TASK ->
Extract the text of every entry below exactly; leave images out.

========================

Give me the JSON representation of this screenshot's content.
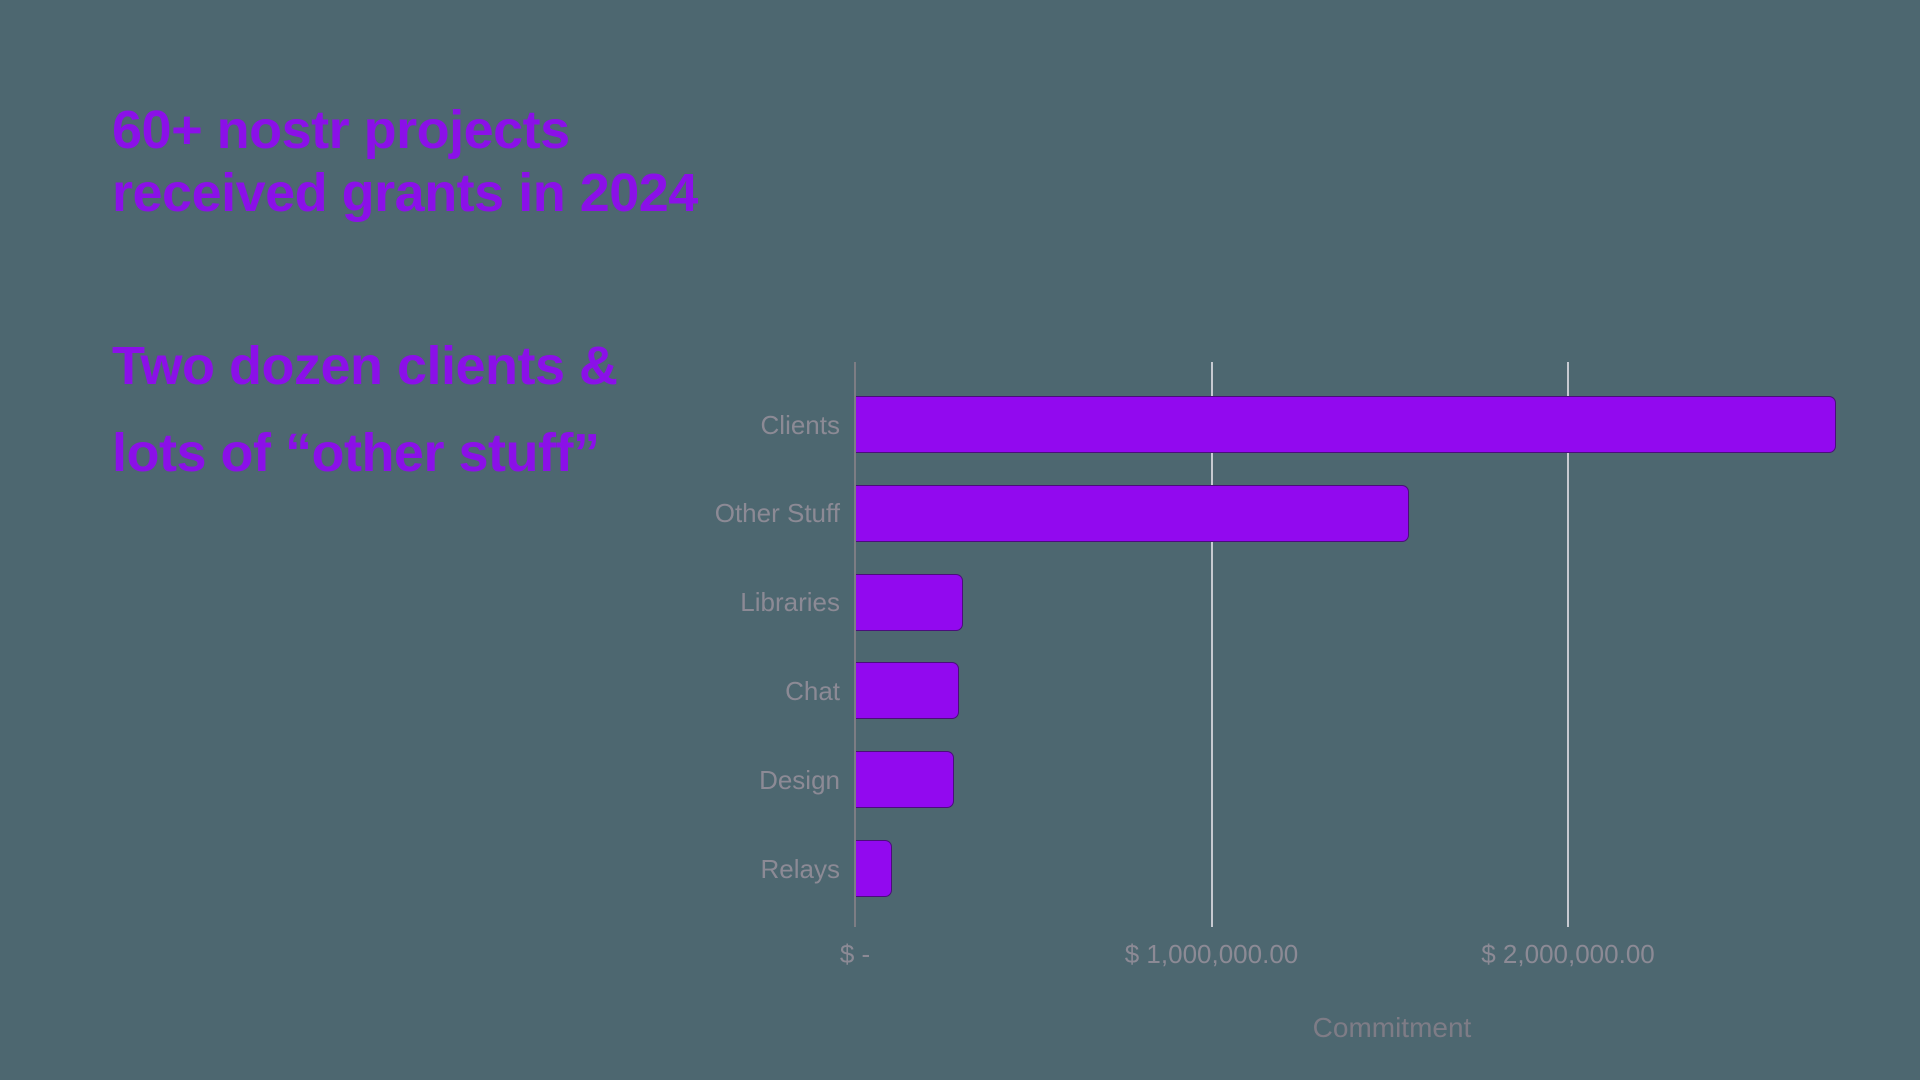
{
  "background_color": "#4D6770",
  "headline": {
    "line1": "60+ nostr projects",
    "line2": "received grants in 2024",
    "color": "#8B10E8"
  },
  "subheadline": {
    "line1": "Two dozen clients &",
    "line2": "lots of “other stuff”",
    "color": "#8B10E8"
  },
  "chart_data": {
    "type": "bar",
    "orientation": "horizontal",
    "title": "",
    "categories": [
      "Clients",
      "Other Stuff",
      "Libraries",
      "Chat",
      "Design",
      "Relays"
    ],
    "values": [
      2750000,
      1550000,
      300000,
      290000,
      275000,
      100000
    ],
    "xlabel": "Commitment",
    "ylabel": "",
    "xlim": [
      0,
      3000000
    ],
    "x_ticks": [
      {
        "value": 0,
        "label": "$ -"
      },
      {
        "value": 1000000,
        "label": "$ 1,000,000.00"
      },
      {
        "value": 2000000,
        "label": "$ 2,000,000.00"
      }
    ],
    "gridlines": true,
    "legend": "none",
    "bar_color": "#9209EF",
    "grid_color": "#C7CAD1",
    "axis_color": "#7D7D84",
    "label_color": "#8C8A95",
    "axis_title_color": "#7E7C86"
  }
}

========================

ANSWER TO THE PROBLEM ->
Give me the JSON representation of this screenshot's content.
{
  "background_color": "#4D6770",
  "headline": {
    "line1": "60+ nostr projects",
    "line2": "received grants in 2024",
    "color": "#8B10E8"
  },
  "subheadline": {
    "line1": "Two dozen clients &",
    "line2": "lots of “other stuff”",
    "color": "#8B10E8"
  },
  "chart_data": {
    "type": "bar",
    "orientation": "horizontal",
    "title": "",
    "categories": [
      "Clients",
      "Other Stuff",
      "Libraries",
      "Chat",
      "Design",
      "Relays"
    ],
    "values": [
      2750000,
      1550000,
      300000,
      290000,
      275000,
      100000
    ],
    "xlabel": "Commitment",
    "ylabel": "",
    "xlim": [
      0,
      3000000
    ],
    "x_ticks": [
      {
        "value": 0,
        "label": "$ -"
      },
      {
        "value": 1000000,
        "label": "$ 1,000,000.00"
      },
      {
        "value": 2000000,
        "label": "$ 2,000,000.00"
      }
    ],
    "gridlines": true,
    "legend": "none",
    "bar_color": "#9209EF",
    "grid_color": "#C7CAD1",
    "axis_color": "#7D7D84",
    "label_color": "#8C8A95",
    "axis_title_color": "#7E7C86"
  }
}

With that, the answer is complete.